This model is based on the [aciklab/kubernetes-ai](https://huggingface.co/aciklab/kubernetes-ai) LoRA adapters:

- **Base Model:** unsloth/gemma-3-12b-it-qat-bnb-4bit
- **Training Method:** LoRA (Low-Rank Adaptation)
- **LoRA Rank:** 8
- **Target Modules:** q_proj, k_proj, v_proj, o_proj, gate_proj, up_proj, down_proj
- **Training Dataset:** ~157,210 examples from Kubernetes docs, Stack Overflow, and DevOps datasets
- **Training Time:** 28 hours on NVIDIA RTX 5070 12GB
- **Max Sequence Length:** 1024 tokens

### Training Dataset Summary

| Dataset Category | Count | Description |
|-----------------|-------|-------------|
| **Kubernetes Official Docs** | 8,910 | Concepts, kubectl, setup, tasks, tutorials |
| **Stack Overflow** | 52,000 | Kubernetes Q&A from community |
| **DevOps Datasets** | 62,500 | General DevOps and Kubernetes content |
| **Configurations & CLI** | 36,800 | Kubernetes configs, kubectl examples, operators |
| **Total** | **~157,210** | Comprehensive Kubernetes knowledge base |

## Quantization Details

This model uses 4bit quantization with BitsAndBytes for optimal memory efficiency:

- **Source:** Merged LoRA adapters with base model
- **Quantization Method:** BitsAndBytes 4bit (NF4)
- **Compute Precision:** FP16
- **Format:** Safetensors (fast loading)

RECORDS SHOWN —
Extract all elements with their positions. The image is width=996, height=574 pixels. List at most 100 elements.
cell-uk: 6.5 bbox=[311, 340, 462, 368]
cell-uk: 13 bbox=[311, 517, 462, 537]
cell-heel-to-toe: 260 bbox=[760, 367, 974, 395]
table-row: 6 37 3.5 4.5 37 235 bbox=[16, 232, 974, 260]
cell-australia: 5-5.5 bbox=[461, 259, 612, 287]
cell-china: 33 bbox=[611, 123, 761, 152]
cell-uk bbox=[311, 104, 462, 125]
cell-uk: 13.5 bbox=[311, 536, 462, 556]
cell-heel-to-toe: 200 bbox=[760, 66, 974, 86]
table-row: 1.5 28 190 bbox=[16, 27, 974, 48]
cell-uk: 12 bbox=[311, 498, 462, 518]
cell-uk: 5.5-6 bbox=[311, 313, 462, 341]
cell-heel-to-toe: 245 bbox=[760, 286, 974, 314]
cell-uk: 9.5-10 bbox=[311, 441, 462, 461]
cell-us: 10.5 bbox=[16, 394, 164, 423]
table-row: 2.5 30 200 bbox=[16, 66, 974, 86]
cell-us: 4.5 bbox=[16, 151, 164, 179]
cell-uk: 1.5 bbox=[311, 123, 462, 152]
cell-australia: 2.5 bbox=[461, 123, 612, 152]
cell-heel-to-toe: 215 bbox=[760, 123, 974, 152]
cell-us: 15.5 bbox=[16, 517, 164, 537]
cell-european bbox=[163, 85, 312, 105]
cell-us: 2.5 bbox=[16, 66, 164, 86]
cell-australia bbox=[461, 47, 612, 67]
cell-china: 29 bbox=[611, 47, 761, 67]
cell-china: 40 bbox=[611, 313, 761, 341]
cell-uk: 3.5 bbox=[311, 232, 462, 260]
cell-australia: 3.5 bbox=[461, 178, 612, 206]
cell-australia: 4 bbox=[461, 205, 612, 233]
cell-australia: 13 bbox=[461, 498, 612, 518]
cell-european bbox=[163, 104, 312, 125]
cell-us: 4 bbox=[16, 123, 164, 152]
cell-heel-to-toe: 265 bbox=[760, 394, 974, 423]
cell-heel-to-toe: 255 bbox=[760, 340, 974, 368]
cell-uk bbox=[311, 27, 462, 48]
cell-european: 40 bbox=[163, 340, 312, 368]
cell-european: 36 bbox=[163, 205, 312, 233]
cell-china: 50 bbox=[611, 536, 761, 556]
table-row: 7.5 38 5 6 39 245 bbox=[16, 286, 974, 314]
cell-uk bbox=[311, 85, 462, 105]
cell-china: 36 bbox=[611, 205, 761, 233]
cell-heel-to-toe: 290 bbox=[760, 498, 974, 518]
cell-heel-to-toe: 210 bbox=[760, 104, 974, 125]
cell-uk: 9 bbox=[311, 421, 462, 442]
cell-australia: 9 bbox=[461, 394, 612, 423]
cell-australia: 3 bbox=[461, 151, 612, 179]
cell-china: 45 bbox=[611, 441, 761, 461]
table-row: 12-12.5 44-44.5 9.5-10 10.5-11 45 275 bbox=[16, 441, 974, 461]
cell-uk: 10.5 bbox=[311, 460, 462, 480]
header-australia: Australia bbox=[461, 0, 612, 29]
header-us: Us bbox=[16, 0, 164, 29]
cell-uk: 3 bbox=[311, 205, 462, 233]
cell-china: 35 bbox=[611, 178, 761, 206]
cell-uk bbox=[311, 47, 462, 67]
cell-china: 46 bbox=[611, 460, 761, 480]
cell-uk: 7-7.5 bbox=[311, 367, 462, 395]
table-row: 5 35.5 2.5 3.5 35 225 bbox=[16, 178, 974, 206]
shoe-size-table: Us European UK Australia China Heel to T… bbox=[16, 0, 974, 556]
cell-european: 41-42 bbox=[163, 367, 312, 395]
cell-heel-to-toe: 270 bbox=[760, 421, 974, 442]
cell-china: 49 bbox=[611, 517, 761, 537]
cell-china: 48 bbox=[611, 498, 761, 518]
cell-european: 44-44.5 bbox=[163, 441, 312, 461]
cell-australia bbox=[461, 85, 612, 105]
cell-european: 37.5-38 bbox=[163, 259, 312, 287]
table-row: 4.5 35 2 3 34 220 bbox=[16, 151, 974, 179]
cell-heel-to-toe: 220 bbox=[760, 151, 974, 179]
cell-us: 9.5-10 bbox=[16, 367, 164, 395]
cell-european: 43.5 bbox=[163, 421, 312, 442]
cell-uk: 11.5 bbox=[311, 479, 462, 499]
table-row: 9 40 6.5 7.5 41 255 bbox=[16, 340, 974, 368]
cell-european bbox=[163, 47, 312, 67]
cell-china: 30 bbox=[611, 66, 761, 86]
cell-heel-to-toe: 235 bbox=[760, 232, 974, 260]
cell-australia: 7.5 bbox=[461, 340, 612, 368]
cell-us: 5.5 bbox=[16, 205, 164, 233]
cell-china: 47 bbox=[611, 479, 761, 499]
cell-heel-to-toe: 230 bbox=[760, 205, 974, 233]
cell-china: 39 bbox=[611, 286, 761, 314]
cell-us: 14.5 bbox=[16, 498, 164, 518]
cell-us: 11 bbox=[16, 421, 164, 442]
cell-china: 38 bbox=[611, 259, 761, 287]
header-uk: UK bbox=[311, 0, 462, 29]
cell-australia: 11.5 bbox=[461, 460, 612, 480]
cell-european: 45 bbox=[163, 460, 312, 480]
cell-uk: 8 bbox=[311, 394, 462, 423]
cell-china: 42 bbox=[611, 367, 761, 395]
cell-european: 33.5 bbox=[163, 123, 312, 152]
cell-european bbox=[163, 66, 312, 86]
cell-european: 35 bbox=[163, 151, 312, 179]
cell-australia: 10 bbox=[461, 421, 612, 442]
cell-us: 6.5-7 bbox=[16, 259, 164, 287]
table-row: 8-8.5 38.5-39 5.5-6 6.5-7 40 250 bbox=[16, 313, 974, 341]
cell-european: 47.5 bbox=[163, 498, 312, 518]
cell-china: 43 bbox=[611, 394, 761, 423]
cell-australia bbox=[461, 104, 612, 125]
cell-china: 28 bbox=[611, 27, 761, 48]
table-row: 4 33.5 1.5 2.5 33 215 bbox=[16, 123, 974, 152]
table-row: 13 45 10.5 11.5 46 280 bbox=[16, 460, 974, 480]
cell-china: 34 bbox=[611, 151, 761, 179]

WHAT TO PRODUCE — List each LoRA target module named in the model description above.

EXERCISE SOLUTION — q_proj, k_proj, v_proj, o_proj, gate_proj, up_proj, down_proj